ПОКАЗАННЫЙ ОТРЫВОК.
-------------------------

Государственный переворот Луи-Наполеона Бонапарта во Франции 2 декабря 1851 года, превративший вскоре принца-президента в императора Наполеона III, а Вторую республику — во Вторую империю, был встречен французской ветвью Ротшильдов без особого энтузиазма. Они опасались, что Наполеон III может вспомнить о весьма сомнительных услугах, оказанных его дяде — Наполеону I основателем банкирской династии. Финансовым операциям Ротшильдов, устойчивости кредита угрожали внешнеполитические авантюры Наполеона III, который мечтал затмить славу своего воинственного предка.

Эпоха Второй империи совпала с периодом промышленной революции в континентальной Западной Европе, бурным ростом машинной индустрии, железнодорожного строительства. Под сенью сначала республики, а затем империи к власти рвалась новая, ранее ущемленная фракция господствующего класса — промышленная буржуазия. Она все бесцеремоннее и успешнее теснила традиционную финансовую аристократию, устои господства которой были чувствительно поколеблены кризисом их прежних покровительниц — полуфеодальных монархий Европы. Глубокий сдвиг соотношения сил различных групп в правящей верхушке западноевропейских стран заставил представителей дома Ротшильдов срочно перестраивать свое старомодное жилище. Эта перестройка заняла около ста лет и заканчивается только на наших глазах, во второй половине XX века.

Уже в 30-х годах XIX столетия представитель австрийской ветви Ротшильдов Соломон обратил внимание на исключительную прибыльность новых способов обогащения, выходивших далеко за рамки обычной эмиссии государственных займов или кредитования торговых сделок: вложений капитала в горнодобывающие предприятия и обслуживающий их транспорт — не только морской, но и железнодорожный, представлявший собой в те времена еще малоизвестную новинку. По совету своего лондонского брата — Натана, имевшего возможность в индустриальной Англии своими глазами убедиться в доходности железных дорог, Соломон основал первое в Австрии акционерное общество железных дорог «имени императора Фердинанда». Оно должно было связать Вену с промышленным бассейном Моравы. Однако в отсталой Австрии дело подвигалось туго — соперничество других капиталистов, отсутствие опыта затянули строительство на 20 лет (до 1858 года) и сильно удорожили его.

-------------------------

ВЫДЕРЖКИ ИЗ ЗАПИСЕЙ.
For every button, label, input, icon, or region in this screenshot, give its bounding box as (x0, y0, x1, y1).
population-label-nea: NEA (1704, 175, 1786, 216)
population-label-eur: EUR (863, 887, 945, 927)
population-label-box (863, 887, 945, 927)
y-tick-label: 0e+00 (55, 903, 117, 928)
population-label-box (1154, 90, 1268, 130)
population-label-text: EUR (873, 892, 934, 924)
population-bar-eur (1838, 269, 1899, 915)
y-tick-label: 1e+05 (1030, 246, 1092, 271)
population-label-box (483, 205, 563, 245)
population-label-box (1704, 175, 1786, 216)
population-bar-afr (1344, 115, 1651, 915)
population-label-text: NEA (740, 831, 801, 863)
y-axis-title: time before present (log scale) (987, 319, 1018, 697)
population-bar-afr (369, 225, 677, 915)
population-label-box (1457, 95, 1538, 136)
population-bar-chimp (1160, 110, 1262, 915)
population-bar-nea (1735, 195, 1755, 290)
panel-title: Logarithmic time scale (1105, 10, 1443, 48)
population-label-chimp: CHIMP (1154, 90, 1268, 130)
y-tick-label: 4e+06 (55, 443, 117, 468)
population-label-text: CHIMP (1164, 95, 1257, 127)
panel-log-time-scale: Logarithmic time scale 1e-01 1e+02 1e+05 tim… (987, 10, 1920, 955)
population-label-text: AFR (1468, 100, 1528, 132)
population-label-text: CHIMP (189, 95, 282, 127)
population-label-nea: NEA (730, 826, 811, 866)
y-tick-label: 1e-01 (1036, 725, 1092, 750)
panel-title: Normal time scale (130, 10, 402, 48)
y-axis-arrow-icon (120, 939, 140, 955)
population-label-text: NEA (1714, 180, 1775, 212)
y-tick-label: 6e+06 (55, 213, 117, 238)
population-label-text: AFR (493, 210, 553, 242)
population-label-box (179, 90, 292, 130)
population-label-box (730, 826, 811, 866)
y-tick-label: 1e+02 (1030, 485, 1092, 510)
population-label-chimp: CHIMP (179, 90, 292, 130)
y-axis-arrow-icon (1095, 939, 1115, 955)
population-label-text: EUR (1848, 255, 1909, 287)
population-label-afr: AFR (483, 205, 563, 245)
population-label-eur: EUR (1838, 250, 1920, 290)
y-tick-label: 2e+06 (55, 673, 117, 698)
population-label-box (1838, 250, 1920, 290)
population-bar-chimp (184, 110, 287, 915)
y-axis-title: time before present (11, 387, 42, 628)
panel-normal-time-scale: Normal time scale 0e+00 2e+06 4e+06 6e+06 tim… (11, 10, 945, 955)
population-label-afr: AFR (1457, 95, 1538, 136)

-------------------------

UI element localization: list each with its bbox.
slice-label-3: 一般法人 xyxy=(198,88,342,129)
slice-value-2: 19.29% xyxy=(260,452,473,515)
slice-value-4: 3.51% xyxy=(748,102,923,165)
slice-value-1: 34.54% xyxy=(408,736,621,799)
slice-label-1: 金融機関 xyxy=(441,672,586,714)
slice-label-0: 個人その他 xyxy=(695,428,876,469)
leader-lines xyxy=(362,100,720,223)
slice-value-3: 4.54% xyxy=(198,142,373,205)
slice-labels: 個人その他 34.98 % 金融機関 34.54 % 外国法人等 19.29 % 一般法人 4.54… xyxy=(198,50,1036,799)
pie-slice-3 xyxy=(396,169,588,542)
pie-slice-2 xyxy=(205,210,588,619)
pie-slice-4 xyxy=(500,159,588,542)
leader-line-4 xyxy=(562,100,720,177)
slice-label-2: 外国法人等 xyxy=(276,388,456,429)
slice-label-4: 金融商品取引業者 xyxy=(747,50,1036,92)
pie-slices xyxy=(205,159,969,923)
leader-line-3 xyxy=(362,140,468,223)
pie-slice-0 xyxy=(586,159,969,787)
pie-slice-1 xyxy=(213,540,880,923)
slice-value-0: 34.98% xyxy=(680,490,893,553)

-------------------------

Воспроизведите без изменений фрагмент текста о Ротшильдах от слов «Государственный переворот Луи-Наполеона» до слов «своего воинственного предка.» включительно.

РЕЗУЛЬТАТ УПРАЖНЕНИЯ.
Государственный переворот Луи-Наполеона Бонапарта во Франции 2 декабря 1851 года, превративший вскоре принца-президента в императора Наполеона III, а Вторую республику — во Вторую империю, был встречен французской ветвью Ротшильдов без особого энтузиазма. Они опасались, что Наполеон III может вспомнить о весьма сомнительных услугах, оказанных его дяде — Наполеону I основателем банкирской династии. Финансовым операциям Ротшильдов, устойчивости кредита угрожали внешнеполитические авантюры Наполеона III, который мечтал затмить славу своего воинственного предка.